Comb through the entries for "cartelle" and pull out each line that holds it.

* ROWS *
■ ■ ■ ■

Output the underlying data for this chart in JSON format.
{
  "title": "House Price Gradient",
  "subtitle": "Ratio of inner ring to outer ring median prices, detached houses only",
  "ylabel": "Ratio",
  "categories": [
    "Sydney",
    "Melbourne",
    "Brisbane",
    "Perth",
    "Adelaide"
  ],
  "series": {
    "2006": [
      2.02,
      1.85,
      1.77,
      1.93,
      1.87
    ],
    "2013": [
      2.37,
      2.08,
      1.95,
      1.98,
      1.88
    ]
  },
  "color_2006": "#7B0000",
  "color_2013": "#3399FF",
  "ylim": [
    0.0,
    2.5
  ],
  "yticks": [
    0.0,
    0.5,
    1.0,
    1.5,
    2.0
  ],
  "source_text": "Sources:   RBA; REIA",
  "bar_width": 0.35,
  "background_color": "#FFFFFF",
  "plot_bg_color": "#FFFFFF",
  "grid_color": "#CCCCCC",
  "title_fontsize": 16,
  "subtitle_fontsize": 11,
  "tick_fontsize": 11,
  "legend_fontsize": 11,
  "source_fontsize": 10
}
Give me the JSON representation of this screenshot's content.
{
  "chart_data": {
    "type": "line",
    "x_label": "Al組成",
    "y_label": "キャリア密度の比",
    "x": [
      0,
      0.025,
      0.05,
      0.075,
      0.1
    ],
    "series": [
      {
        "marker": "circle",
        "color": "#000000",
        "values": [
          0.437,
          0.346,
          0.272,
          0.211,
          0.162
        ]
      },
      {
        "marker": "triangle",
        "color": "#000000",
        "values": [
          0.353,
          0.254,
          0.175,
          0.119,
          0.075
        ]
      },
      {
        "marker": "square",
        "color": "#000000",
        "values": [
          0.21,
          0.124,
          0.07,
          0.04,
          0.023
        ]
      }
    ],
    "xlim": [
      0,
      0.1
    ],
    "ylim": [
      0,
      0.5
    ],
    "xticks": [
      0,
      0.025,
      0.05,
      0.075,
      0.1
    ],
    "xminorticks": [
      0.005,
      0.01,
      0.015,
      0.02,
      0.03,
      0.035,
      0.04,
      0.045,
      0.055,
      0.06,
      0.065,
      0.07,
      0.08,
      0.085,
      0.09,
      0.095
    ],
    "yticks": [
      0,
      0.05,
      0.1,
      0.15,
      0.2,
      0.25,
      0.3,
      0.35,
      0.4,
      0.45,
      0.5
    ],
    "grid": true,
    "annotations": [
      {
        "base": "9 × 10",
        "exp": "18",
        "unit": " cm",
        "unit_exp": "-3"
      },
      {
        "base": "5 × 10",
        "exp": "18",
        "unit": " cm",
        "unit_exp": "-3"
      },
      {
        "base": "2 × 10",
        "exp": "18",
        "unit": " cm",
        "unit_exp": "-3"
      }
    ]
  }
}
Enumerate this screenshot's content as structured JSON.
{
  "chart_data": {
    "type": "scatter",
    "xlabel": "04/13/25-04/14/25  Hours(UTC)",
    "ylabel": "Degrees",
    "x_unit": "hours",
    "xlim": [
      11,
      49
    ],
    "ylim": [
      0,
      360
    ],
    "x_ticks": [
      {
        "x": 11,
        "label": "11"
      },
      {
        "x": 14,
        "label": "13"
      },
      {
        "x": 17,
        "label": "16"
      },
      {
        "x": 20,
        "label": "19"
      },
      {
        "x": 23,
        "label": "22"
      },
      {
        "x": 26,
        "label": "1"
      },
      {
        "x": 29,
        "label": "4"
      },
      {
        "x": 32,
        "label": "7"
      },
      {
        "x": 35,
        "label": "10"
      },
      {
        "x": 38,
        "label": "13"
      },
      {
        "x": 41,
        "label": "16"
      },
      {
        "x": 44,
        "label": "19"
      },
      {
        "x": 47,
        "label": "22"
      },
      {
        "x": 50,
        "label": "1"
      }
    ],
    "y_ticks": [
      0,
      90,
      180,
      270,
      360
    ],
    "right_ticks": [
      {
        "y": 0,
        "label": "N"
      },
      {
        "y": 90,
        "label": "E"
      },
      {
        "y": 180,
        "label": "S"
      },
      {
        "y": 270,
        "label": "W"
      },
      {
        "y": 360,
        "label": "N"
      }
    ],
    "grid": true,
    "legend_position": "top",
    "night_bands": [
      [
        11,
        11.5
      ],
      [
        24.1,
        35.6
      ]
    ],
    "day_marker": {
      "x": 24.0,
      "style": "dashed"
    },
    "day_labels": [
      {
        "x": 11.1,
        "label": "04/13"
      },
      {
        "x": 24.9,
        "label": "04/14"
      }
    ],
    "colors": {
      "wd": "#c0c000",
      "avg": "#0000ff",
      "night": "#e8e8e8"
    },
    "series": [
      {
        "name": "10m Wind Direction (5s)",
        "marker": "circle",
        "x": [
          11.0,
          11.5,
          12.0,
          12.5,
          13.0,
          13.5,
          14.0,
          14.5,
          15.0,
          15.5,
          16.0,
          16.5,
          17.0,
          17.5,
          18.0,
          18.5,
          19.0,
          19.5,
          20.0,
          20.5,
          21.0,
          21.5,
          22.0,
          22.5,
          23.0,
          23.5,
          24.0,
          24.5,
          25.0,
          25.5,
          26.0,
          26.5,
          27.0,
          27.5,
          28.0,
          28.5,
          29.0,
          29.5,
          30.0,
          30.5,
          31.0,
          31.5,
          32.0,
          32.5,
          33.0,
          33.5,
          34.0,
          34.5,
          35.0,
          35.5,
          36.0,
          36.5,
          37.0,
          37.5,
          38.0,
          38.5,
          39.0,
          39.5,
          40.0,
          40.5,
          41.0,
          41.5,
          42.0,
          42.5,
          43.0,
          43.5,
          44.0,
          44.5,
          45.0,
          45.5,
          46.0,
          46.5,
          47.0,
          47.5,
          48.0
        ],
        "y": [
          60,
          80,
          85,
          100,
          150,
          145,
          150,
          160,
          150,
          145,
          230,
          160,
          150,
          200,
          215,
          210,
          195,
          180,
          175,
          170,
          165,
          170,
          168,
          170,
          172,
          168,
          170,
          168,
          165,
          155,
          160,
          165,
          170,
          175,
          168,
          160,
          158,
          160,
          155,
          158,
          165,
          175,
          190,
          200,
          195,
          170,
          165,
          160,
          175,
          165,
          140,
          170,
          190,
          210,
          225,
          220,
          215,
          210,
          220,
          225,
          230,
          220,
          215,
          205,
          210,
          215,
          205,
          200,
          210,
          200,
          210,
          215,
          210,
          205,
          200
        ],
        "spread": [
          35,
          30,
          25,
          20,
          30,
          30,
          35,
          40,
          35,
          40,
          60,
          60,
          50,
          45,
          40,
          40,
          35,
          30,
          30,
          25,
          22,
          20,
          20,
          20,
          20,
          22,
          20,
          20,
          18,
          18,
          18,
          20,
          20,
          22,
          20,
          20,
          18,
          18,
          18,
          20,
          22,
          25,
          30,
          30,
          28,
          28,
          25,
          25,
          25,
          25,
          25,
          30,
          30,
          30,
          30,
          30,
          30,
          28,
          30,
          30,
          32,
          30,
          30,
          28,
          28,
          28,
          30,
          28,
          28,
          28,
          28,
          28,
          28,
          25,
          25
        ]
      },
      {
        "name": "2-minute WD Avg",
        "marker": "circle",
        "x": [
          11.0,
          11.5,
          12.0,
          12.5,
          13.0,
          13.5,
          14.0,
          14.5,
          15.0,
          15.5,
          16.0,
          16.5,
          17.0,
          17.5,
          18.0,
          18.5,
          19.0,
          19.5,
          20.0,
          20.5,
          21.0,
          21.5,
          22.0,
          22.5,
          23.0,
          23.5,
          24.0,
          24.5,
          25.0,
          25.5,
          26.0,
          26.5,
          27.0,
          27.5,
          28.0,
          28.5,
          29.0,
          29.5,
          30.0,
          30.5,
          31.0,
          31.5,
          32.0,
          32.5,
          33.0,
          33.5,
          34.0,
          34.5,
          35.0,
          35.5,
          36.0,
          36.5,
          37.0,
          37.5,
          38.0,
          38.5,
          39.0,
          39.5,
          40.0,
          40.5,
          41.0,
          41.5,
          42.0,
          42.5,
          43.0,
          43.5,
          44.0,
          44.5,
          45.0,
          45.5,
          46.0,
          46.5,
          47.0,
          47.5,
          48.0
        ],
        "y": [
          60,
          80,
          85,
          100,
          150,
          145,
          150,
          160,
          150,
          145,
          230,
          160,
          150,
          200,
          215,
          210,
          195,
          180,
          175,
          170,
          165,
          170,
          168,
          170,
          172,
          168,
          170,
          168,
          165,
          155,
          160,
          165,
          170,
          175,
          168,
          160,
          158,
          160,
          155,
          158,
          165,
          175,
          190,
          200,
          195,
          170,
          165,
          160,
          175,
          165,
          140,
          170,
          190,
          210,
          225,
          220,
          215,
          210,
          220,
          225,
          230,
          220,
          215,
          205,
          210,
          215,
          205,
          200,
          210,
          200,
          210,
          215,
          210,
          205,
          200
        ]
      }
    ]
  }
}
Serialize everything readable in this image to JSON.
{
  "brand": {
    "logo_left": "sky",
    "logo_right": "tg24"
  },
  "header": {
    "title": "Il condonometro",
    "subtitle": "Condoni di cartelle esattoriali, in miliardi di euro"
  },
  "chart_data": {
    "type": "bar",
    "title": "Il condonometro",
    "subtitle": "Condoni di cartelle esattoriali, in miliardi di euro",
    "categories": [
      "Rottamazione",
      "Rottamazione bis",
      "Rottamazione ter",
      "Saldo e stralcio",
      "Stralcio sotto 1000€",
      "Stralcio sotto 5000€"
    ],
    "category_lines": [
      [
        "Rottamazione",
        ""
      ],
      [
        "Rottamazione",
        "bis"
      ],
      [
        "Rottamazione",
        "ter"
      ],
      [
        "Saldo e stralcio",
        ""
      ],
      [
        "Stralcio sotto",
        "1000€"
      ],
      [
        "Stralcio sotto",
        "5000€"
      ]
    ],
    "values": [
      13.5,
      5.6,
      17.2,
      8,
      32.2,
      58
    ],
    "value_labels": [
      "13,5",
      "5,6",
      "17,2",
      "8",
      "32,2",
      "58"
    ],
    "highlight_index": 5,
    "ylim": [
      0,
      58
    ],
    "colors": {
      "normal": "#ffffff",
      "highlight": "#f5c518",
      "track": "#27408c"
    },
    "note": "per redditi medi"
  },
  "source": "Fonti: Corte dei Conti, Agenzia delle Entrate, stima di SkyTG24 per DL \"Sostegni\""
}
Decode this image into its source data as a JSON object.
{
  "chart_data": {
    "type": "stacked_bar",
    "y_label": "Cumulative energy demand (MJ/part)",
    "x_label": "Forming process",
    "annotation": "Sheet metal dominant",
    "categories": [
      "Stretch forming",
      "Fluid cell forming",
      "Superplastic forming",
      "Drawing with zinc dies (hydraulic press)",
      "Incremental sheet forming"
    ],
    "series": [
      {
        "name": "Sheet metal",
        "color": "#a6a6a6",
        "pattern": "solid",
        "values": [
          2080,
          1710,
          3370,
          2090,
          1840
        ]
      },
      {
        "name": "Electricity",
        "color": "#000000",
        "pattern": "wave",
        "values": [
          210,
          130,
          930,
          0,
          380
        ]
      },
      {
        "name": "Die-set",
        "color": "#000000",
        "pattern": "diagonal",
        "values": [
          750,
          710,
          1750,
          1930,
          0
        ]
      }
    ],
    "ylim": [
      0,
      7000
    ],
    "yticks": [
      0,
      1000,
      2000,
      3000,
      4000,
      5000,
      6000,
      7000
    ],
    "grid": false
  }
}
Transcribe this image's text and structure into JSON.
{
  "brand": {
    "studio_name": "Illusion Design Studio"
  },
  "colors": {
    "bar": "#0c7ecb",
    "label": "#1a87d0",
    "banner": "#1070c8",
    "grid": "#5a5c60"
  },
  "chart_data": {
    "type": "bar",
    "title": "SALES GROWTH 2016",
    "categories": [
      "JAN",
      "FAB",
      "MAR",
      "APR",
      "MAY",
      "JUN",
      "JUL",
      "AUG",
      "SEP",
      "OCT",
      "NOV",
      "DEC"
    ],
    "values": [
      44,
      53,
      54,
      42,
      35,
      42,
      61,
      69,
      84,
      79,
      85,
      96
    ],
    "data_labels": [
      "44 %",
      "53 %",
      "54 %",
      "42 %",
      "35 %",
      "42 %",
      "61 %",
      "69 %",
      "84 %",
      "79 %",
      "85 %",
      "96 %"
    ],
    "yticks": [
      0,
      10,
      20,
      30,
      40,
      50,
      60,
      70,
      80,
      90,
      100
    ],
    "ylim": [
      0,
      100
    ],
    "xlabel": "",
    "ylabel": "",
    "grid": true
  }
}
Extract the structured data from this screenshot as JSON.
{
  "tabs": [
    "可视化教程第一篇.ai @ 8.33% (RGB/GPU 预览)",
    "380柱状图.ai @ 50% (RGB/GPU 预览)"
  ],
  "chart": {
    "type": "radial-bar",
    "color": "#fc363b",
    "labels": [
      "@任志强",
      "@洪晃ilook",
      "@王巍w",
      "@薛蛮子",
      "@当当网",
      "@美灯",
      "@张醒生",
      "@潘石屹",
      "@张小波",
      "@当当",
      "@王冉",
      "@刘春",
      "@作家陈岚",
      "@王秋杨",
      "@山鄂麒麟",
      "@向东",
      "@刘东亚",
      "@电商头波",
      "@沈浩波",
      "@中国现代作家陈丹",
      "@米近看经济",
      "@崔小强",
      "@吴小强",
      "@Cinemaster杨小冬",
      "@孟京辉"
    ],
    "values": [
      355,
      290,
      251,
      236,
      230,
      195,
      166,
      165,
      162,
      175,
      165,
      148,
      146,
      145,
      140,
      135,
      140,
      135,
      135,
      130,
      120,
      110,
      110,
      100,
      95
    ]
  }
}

■ ■ ■ ■

* FINAL RESULT *
    "subtitle": "Condoni di cartelle esattoriali, in miliardi di euro"
    "subtitle": "Condoni di cartelle esattoriali, in miliardi di euro",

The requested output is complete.